==== SUPPLIED MATERIAL ====

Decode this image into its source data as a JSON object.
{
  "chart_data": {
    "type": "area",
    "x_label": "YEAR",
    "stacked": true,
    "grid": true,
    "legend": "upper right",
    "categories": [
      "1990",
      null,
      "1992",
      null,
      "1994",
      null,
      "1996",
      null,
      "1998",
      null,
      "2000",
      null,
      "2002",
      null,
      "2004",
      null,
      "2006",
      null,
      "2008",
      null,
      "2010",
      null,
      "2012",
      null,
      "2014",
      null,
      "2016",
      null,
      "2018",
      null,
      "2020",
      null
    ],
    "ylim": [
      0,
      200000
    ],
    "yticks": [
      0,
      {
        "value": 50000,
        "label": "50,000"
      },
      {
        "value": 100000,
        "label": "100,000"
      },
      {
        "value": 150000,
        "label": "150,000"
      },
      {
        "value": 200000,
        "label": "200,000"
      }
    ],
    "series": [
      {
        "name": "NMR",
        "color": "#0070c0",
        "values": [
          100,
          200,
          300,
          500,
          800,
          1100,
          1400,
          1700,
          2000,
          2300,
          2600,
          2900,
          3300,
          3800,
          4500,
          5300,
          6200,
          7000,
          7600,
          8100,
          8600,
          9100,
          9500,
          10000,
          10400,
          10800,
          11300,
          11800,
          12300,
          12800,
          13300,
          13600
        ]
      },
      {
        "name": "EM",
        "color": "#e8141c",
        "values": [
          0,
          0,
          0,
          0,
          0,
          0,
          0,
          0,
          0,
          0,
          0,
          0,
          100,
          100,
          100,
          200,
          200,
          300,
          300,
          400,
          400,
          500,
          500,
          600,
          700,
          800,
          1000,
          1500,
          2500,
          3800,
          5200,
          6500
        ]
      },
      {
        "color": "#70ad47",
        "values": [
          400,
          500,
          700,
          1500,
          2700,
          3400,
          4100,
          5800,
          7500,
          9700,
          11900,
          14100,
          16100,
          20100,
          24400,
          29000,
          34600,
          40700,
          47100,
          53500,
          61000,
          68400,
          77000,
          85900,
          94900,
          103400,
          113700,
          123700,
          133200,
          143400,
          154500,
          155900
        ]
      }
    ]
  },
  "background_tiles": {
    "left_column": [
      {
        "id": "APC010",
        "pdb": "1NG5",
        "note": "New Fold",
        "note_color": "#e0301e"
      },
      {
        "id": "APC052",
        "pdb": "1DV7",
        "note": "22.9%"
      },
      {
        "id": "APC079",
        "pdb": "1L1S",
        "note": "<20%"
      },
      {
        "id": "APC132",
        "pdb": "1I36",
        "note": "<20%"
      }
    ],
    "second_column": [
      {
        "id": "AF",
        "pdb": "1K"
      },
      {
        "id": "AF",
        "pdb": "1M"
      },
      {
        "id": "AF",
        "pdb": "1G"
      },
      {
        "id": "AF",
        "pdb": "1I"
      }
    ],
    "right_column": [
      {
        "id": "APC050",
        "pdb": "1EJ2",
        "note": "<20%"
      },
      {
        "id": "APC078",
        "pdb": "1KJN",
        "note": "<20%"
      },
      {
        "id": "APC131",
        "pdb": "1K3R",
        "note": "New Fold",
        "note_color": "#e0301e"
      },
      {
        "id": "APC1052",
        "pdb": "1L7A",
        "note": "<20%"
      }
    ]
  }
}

====

§ **GIVEN PROBLEM**: Copy the material above back out, exactly as written.

§ **FINAL ANSWER**:
Decode this image into its source data as a JSON object.
{
  "chart_data": {
    "type": "area",
    "x_label": "YEAR",
    "stacked": true,
    "grid": true,
    "legend": "upper right",
    "categories": [
      "1990",
      null,
      "1992",
      null,
      "1994",
      null,
      "1996",
      null,
      "1998",
      null,
      "2000",
      null,
      "2002",
      null,
      "2004",
      null,
      "2006",
      null,
      "2008",
      null,
      "2010",
      null,
      "2012",
      null,
      "2014",
      null,
      "2016",
      null,
      "2018",
      null,
      "2020",
      null
    ],
    "ylim": [
      0,
      200000
    ],
    "yticks": [
      0,
      {
        "value": 50000,
        "label": "50,000"
      },
      {
        "value": 100000,
        "label": "100,000"
      },
      {
        "value": 150000,
        "label": "150,000"
      },
      {
        "value": 200000,
        "label": "200,000"
      }
    ],
    "series": [
      {
        "name": "NMR",
        "color": "#0070c0",
        "values": [
          100,
          200,
          300,
          500,
          800,
          1100,
          1400,
          1700,
          2000,
          2300,
          2600,
          2900,
          3300,
          3800,
          4500,
          5300,
          6200,
          7000,
          7600,
          8100,
          8600,
          9100,
          9500,
          10000,
          10400,
          10800,
          11300,
          11800,
          12300,
          12800,
          13300,
          13600
        ]
      },
      {
        "name": "EM",
        "color": "#e8141c",
        "values": [
          0,
          0,
          0,
          0,
          0,
          0,
          0,
          0,
          0,
          0,
          0,
          0,
          100,
          100,
          100,
          200,
          200,
          300,
          300,
          400,
          400,
          500,
          500,
          600,
          700,
          800,
          1000,
          1500,
          2500,
          3800,
          5200,
          6500
        ]
      },
      {
        "color": "#70ad47",
        "values": [
          400,
          500,
          700,
          1500,
          2700,
          3400,
          4100,
          5800,
          7500,
          9700,
          11900,
          14100,
          16100,
          20100,
          24400,
          29000,
          34600,
          40700,
          47100,
          53500,
          61000,
          68400,
          77000,
          85900,
          94900,
          103400,
          113700,
          123700,
          133200,
          143400,
          154500,
          155900
        ]
      }
    ]
  },
  "background_tiles": {
    "left_column": [
      {
        "id": "APC010",
        "pdb": "1NG5",
        "note": "New Fold",
        "note_color": "#e0301e"
      },
      {
        "id": "APC052",
        "pdb": "1DV7",
        "note": "22.9%"
      },
      {
        "id": "APC079",
        "pdb": "1L1S",
        "note": "<20%"
      },
      {
        "id": "APC132",
        "pdb": "1I36",
        "note": "<20%"
      }
    ],
    "second_column": [
      {
        "id": "AF",
        "pdb": "1K"
      },
      {
        "id": "AF",
        "pdb": "1M"
      },
      {
        "id": "AF",
        "pdb": "1G"
      },
      {
        "id": "AF",
        "pdb": "1I"
      }
    ],
    "right_column": [
      {
        "id": "APC050",
        "pdb": "1EJ2",
        "note": "<20%"
      },
      {
        "id": "APC078",
        "pdb": "1KJN",
        "note": "<20%"
      },
      {
        "id": "APC131",
        "pdb": "1K3R",
        "note": "New Fold",
        "note_color": "#e0301e"
      },
      {
        "id": "APC1052",
        "pdb": "1L7A",
        "note": "<20%"
      }
    ]
  }
}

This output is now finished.